Exercise: Wherever a line in the data below holds "JSON", copy that line.
►
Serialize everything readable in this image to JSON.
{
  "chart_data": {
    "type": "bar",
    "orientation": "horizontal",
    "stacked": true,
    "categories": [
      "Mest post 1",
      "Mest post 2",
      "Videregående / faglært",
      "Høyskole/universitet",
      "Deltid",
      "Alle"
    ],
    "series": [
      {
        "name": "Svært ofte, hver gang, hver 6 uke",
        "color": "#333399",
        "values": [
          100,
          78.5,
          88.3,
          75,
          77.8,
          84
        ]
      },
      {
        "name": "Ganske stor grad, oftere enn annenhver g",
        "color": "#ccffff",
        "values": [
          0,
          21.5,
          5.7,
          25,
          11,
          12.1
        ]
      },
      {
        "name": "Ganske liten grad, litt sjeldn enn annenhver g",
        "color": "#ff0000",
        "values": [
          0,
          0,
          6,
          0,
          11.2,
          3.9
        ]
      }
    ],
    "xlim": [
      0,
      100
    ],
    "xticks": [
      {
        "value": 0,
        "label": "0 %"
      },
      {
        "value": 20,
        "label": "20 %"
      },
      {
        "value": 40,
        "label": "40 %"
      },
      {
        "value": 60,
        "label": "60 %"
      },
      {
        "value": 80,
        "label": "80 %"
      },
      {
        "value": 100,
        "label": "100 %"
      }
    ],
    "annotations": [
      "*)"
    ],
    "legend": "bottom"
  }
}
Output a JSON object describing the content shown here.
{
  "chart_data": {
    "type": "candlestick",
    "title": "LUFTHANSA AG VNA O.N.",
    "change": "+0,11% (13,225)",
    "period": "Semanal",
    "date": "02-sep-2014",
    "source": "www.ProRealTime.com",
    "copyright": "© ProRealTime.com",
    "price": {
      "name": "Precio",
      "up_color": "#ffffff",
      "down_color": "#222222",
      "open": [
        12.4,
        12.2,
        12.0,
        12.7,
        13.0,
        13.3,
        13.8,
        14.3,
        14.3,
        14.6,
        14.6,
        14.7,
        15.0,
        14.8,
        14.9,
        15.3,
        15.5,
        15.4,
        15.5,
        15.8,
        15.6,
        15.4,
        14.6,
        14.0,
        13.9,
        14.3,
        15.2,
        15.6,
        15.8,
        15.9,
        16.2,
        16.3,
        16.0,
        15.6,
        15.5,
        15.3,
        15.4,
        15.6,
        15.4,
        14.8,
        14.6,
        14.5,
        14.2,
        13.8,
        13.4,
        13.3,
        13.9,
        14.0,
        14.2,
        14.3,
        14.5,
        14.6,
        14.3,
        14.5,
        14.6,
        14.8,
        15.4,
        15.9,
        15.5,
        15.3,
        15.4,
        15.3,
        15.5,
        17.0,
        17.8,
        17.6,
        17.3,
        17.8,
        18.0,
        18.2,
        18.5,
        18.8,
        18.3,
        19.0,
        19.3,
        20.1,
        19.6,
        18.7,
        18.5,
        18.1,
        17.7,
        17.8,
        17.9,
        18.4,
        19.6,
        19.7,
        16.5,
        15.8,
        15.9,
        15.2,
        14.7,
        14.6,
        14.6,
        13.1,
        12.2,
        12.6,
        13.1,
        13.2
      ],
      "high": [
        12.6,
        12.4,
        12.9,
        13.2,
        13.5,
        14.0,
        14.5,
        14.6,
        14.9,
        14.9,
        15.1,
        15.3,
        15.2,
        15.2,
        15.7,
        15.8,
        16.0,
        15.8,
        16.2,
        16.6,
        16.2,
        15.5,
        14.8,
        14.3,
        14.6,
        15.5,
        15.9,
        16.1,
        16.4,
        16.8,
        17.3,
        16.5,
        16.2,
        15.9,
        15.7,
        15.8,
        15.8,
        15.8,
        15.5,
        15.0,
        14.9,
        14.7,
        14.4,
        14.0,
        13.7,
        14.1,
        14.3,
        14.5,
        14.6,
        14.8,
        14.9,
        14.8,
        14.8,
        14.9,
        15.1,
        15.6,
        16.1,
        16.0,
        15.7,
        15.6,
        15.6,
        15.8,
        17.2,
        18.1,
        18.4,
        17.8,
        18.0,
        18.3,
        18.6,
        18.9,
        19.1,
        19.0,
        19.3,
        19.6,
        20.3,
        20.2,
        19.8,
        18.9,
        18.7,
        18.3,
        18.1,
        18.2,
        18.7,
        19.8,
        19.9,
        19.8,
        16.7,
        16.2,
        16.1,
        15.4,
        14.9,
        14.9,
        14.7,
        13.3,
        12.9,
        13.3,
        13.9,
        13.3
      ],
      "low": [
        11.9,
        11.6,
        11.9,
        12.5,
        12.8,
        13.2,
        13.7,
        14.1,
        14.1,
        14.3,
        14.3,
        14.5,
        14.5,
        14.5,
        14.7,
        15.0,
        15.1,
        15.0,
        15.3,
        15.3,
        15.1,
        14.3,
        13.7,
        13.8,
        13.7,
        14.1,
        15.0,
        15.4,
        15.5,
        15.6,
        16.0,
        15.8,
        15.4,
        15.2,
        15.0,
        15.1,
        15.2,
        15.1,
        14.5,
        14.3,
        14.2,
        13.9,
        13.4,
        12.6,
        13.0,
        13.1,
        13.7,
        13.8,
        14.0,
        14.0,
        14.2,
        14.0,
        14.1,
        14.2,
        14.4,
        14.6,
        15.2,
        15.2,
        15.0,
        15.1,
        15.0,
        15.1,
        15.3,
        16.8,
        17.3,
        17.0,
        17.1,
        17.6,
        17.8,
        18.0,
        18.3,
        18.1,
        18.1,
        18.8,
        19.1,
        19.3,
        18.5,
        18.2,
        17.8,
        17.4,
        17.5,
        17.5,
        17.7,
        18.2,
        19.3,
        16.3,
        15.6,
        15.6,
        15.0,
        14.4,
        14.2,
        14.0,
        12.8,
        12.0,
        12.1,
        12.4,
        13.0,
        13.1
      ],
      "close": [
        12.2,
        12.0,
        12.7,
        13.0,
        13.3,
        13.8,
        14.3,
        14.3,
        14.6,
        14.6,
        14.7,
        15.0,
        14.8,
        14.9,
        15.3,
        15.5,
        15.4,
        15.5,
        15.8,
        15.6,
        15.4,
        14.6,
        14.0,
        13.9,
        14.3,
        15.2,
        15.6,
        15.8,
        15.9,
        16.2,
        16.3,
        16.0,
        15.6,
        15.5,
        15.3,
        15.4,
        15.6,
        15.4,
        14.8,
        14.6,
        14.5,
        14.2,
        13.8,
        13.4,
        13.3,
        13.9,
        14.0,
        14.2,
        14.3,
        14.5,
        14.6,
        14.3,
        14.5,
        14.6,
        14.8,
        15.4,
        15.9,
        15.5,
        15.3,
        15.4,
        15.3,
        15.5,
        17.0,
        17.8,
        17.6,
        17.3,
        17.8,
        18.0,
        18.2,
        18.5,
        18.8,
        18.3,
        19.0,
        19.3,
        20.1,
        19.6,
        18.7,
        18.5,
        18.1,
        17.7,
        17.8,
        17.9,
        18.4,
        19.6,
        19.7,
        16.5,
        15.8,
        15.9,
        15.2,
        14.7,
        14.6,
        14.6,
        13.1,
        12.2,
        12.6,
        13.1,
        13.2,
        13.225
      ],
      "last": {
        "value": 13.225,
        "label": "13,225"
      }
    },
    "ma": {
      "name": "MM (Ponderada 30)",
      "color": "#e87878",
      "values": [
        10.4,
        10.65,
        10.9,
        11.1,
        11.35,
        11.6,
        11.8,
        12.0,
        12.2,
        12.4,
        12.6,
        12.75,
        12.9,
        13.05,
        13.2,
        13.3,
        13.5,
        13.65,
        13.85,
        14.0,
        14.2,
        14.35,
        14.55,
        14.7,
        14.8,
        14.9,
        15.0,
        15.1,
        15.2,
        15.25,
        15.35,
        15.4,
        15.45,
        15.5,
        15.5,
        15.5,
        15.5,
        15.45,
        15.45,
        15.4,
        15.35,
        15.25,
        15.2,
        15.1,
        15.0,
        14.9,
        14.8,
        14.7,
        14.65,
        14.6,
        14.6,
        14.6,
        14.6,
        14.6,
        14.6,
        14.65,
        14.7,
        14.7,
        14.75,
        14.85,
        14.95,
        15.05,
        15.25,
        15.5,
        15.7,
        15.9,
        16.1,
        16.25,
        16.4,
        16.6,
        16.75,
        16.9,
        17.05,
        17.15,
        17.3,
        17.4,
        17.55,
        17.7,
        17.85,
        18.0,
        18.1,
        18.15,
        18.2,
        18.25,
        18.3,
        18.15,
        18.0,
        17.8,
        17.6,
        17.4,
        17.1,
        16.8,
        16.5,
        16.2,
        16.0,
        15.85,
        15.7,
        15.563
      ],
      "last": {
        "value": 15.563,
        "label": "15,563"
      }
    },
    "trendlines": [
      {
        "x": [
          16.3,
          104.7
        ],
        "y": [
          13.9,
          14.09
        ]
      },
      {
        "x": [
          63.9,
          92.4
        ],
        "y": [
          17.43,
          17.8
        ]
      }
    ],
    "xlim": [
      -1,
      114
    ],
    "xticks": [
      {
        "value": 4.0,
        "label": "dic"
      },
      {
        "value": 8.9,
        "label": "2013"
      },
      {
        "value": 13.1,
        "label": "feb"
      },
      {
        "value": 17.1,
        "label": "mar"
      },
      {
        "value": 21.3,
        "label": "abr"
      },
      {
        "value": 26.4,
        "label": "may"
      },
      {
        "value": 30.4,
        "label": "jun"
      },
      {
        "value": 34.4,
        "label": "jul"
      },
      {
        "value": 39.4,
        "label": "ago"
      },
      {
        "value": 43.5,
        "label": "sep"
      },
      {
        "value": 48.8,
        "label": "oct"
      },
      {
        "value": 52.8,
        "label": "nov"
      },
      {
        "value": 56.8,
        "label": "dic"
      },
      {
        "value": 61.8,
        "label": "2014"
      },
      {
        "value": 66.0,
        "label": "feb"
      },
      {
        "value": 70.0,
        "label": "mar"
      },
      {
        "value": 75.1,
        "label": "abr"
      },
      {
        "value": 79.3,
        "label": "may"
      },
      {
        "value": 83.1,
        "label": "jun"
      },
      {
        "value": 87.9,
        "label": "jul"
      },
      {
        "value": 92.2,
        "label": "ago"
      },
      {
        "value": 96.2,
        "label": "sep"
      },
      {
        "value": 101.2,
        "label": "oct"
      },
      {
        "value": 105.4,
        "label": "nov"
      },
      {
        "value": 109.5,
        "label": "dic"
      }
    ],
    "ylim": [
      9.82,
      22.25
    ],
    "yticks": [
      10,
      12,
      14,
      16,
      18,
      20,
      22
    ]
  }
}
◄
Result for this task:
Serialize everything readable in this image to JSON.
Output a JSON object describing the content shown here.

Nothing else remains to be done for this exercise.